LISTED ENTRIES
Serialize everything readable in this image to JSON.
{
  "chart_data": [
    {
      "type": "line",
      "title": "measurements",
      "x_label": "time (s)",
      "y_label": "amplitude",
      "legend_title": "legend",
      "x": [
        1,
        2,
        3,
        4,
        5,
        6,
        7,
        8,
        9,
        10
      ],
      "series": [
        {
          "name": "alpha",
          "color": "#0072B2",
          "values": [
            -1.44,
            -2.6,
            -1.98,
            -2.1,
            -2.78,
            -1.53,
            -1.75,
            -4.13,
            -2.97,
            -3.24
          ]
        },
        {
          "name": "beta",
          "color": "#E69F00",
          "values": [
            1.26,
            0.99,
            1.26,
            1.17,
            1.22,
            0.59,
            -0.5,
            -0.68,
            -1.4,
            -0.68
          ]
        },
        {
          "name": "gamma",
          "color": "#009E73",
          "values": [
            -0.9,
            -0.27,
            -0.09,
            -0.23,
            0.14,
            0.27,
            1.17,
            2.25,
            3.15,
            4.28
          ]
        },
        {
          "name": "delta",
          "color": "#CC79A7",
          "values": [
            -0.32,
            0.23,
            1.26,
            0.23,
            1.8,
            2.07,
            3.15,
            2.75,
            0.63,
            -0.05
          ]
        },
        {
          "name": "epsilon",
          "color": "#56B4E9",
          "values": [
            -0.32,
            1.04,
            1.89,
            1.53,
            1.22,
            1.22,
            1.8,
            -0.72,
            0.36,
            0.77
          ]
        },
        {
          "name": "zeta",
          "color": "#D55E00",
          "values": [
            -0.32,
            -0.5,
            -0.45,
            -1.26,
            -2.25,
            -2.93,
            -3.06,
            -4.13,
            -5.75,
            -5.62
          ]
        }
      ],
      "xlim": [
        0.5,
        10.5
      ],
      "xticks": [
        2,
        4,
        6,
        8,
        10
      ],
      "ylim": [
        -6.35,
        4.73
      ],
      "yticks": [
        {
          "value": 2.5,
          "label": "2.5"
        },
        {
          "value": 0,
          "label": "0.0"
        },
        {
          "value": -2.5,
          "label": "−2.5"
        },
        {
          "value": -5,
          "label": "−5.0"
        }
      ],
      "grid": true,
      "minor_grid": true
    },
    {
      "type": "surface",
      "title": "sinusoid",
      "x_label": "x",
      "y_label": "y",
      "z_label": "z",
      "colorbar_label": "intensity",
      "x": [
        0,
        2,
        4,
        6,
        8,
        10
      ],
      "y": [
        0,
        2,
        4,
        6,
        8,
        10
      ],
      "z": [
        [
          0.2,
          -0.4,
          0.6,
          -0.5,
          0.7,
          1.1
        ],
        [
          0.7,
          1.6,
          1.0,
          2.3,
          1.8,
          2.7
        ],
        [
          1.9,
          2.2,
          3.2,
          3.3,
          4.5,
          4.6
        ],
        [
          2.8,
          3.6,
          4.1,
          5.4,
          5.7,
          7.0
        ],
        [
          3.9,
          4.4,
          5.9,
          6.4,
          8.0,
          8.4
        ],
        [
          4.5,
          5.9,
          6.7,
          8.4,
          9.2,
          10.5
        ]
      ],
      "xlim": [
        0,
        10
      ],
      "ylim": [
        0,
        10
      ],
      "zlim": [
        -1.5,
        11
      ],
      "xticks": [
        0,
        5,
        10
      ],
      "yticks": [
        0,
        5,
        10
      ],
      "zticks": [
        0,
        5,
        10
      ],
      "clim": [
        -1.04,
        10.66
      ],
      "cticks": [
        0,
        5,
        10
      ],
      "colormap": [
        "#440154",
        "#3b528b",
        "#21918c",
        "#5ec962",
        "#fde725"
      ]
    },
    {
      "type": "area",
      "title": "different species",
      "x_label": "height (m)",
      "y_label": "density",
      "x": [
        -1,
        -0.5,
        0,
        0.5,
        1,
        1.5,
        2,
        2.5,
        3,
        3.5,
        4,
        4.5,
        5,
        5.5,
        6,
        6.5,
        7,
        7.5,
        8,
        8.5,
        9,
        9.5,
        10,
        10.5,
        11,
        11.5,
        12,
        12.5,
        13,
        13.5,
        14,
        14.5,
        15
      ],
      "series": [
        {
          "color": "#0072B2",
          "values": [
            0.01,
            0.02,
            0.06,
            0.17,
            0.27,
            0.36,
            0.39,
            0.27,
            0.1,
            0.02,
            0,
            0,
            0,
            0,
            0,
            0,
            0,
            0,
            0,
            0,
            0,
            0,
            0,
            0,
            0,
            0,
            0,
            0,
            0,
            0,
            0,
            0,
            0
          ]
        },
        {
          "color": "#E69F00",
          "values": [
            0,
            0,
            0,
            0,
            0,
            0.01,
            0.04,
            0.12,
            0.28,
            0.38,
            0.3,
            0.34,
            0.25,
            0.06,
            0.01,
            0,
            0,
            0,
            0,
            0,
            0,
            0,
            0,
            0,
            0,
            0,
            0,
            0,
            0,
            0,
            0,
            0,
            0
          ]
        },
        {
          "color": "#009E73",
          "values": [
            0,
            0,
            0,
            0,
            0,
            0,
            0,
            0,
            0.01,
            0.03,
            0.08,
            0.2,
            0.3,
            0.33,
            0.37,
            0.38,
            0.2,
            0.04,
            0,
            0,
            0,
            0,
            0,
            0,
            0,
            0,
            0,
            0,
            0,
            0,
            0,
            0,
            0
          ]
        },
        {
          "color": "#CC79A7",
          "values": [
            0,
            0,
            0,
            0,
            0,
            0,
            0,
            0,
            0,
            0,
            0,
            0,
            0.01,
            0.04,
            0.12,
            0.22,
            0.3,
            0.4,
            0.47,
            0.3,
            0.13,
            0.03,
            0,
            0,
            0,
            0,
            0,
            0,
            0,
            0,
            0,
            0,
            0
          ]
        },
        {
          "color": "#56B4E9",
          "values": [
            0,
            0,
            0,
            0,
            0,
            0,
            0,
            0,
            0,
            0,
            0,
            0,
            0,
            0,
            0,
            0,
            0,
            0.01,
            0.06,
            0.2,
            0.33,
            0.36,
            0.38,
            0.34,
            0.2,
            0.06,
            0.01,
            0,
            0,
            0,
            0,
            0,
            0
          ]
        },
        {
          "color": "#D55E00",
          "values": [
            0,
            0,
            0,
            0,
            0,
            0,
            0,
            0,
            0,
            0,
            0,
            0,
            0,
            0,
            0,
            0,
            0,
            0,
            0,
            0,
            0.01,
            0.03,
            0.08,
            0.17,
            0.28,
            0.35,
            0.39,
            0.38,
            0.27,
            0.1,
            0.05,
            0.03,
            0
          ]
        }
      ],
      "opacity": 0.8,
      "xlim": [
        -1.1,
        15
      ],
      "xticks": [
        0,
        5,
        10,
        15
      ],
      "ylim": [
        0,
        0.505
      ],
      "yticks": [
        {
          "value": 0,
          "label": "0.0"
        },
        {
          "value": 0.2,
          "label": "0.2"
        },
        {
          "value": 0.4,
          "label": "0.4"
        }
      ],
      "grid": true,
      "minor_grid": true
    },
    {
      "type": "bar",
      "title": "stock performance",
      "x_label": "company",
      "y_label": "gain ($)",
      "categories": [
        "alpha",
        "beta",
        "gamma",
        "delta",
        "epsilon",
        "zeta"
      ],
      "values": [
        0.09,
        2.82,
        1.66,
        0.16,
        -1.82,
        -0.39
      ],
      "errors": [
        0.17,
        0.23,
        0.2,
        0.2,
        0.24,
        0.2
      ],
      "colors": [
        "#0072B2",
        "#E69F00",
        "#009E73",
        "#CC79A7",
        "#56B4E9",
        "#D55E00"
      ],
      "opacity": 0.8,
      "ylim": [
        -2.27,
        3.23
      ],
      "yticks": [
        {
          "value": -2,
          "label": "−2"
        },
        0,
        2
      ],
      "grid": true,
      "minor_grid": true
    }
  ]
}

JOB
Reproduce the whole listing word for word.

WRITTEN SOLUTION
Serialize everything readable in this image to JSON.
{
  "chart_data": [
    {
      "type": "line",
      "title": "measurements",
      "x_label": "time (s)",
      "y_label": "amplitude",
      "legend_title": "legend",
      "x": [
        1,
        2,
        3,
        4,
        5,
        6,
        7,
        8,
        9,
        10
      ],
      "series": [
        {
          "name": "alpha",
          "color": "#0072B2",
          "values": [
            -1.44,
            -2.6,
            -1.98,
            -2.1,
            -2.78,
            -1.53,
            -1.75,
            -4.13,
            -2.97,
            -3.24
          ]
        },
        {
          "name": "beta",
          "color": "#E69F00",
          "values": [
            1.26,
            0.99,
            1.26,
            1.17,
            1.22,
            0.59,
            -0.5,
            -0.68,
            -1.4,
            -0.68
          ]
        },
        {
          "name": "gamma",
          "color": "#009E73",
          "values": [
            -0.9,
            -0.27,
            -0.09,
            -0.23,
            0.14,
            0.27,
            1.17,
            2.25,
            3.15,
            4.28
          ]
        },
        {
          "name": "delta",
          "color": "#CC79A7",
          "values": [
            -0.32,
            0.23,
            1.26,
            0.23,
            1.8,
            2.07,
            3.15,
            2.75,
            0.63,
            -0.05
          ]
        },
        {
          "name": "epsilon",
          "color": "#56B4E9",
          "values": [
            -0.32,
            1.04,
            1.89,
            1.53,
            1.22,
            1.22,
            1.8,
            -0.72,
            0.36,
            0.77
          ]
        },
        {
          "name": "zeta",
          "color": "#D55E00",
          "values": [
            -0.32,
            -0.5,
            -0.45,
            -1.26,
            -2.25,
            -2.93,
            -3.06,
            -4.13,
            -5.75,
            -5.62
          ]
        }
      ],
      "xlim": [
        0.5,
        10.5
      ],
      "xticks": [
        2,
        4,
        6,
        8,
        10
      ],
      "ylim": [
        -6.35,
        4.73
      ],
      "yticks": [
        {
          "value": 2.5,
          "label": "2.5"
        },
        {
          "value": 0,
          "label": "0.0"
        },
        {
          "value": -2.5,
          "label": "−2.5"
        },
        {
          "value": -5,
          "label": "−5.0"
        }
      ],
      "grid": true,
      "minor_grid": true
    },
    {
      "type": "surface",
      "title": "sinusoid",
      "x_label": "x",
      "y_label": "y",
      "z_label": "z",
      "colorbar_label": "intensity",
      "x": [
        0,
        2,
        4,
        6,
        8,
        10
      ],
      "y": [
        0,
        2,
        4,
        6,
        8,
        10
      ],
      "z": [
        [
          0.2,
          -0.4,
          0.6,
          -0.5,
          0.7,
          1.1
        ],
        [
          0.7,
          1.6,
          1.0,
          2.3,
          1.8,
          2.7
        ],
        [
          1.9,
          2.2,
          3.2,
          3.3,
          4.5,
          4.6
        ],
        [
          2.8,
          3.6,
          4.1,
          5.4,
          5.7,
          7.0
        ],
        [
          3.9,
          4.4,
          5.9,
          6.4,
          8.0,
          8.4
        ],
        [
          4.5,
          5.9,
          6.7,
          8.4,
          9.2,
          10.5
        ]
      ],
      "xlim": [
        0,
        10
      ],
      "ylim": [
        0,
        10
      ],
      "zlim": [
        -1.5,
        11
      ],
      "xticks": [
        0,
        5,
        10
      ],
      "yticks": [
        0,
        5,
        10
      ],
      "zticks": [
        0,
        5,
        10
      ],
      "clim": [
        -1.04,
        10.66
      ],
      "cticks": [
        0,
        5,
        10
      ],
      "colormap": [
        "#440154",
        "#3b528b",
        "#21918c",
        "#5ec962",
        "#fde725"
      ]
    },
    {
      "type": "area",
      "title": "different species",
      "x_label": "height (m)",
      "y_label": "density",
      "x": [
        -1,
        -0.5,
        0,
        0.5,
        1,
        1.5,
        2,
        2.5,
        3,
        3.5,
        4,
        4.5,
        5,
        5.5,
        6,
        6.5,
        7,
        7.5,
        8,
        8.5,
        9,
        9.5,
        10,
        10.5,
        11,
        11.5,
        12,
        12.5,
        13,
        13.5,
        14,
        14.5,
        15
      ],
      "series": [
        {
          "color": "#0072B2",
          "values": [
            0.01,
            0.02,
            0.06,
            0.17,
            0.27,
            0.36,
            0.39,
            0.27,
            0.1,
            0.02,
            0,
            0,
            0,
            0,
            0,
            0,
            0,
            0,
            0,
            0,
            0,
            0,
            0,
            0,
            0,
            0,
            0,
            0,
            0,
            0,
            0,
            0,
            0
          ]
        },
        {
          "color": "#E69F00",
          "values": [
            0,
            0,
            0,
            0,
            0,
            0.01,
            0.04,
            0.12,
            0.28,
            0.38,
            0.3,
            0.34,
            0.25,
            0.06,
            0.01,
            0,
            0,
            0,
            0,
            0,
            0,
            0,
            0,
            0,
            0,
            0,
            0,
            0,
            0,
            0,
            0,
            0,
            0
          ]
        },
        {
          "color": "#009E73",
          "values": [
            0,
            0,
            0,
            0,
            0,
            0,
            0,
            0,
            0.01,
            0.03,
            0.08,
            0.2,
            0.3,
            0.33,
            0.37,
            0.38,
            0.2,
            0.04,
            0,
            0,
            0,
            0,
            0,
            0,
            0,
            0,
            0,
            0,
            0,
            0,
            0,
            0,
            0
          ]
        },
        {
          "color": "#CC79A7",
          "values": [
            0,
            0,
            0,
            0,
            0,
            0,
            0,
            0,
            0,
            0,
            0,
            0,
            0.01,
            0.04,
            0.12,
            0.22,
            0.3,
            0.4,
            0.47,
            0.3,
            0.13,
            0.03,
            0,
            0,
            0,
            0,
            0,
            0,
            0,
            0,
            0,
            0,
            0
          ]
        },
        {
          "color": "#56B4E9",
          "values": [
            0,
            0,
            0,
            0,
            0,
            0,
            0,
            0,
            0,
            0,
            0,
            0,
            0,
            0,
            0,
            0,
            0,
            0.01,
            0.06,
            0.2,
            0.33,
            0.36,
            0.38,
            0.34,
            0.2,
            0.06,
            0.01,
            0,
            0,
            0,
            0,
            0,
            0
          ]
        },
        {
          "color": "#D55E00",
          "values": [
            0,
            0,
            0,
            0,
            0,
            0,
            0,
            0,
            0,
            0,
            0,
            0,
            0,
            0,
            0,
            0,
            0,
            0,
            0,
            0,
            0.01,
            0.03,
            0.08,
            0.17,
            0.28,
            0.35,
            0.39,
            0.38,
            0.27,
            0.1,
            0.05,
            0.03,
            0
          ]
        }
      ],
      "opacity": 0.8,
      "xlim": [
        -1.1,
        15
      ],
      "xticks": [
        0,
        5,
        10,
        15
      ],
      "ylim": [
        0,
        0.505
      ],
      "yticks": [
        {
          "value": 0,
          "label": "0.0"
        },
        {
          "value": 0.2,
          "label": "0.2"
        },
        {
          "value": 0.4,
          "label": "0.4"
        }
      ],
      "grid": true,
      "minor_grid": true
    },
    {
      "type": "bar",
      "title": "stock performance",
      "x_label": "company",
      "y_label": "gain ($)",
      "categories": [
        "alpha",
        "beta",
        "gamma",
        "delta",
        "epsilon",
        "zeta"
      ],
      "values": [
        0.09,
        2.82,
        1.66,
        0.16,
        -1.82,
        -0.39
      ],
      "errors": [
        0.17,
        0.23,
        0.2,
        0.2,
        0.24,
        0.2
      ],
      "colors": [
        "#0072B2",
        "#E69F00",
        "#009E73",
        "#CC79A7",
        "#56B4E9",
        "#D55E00"
      ],
      "opacity": 0.8,
      "ylim": [
        -2.27,
        3.23
      ],
      "yticks": [
        {
          "value": -2,
          "label": "−2"
        },
        0,
        2
      ],
      "grid": true,
      "minor_grid": true
    }
  ]
}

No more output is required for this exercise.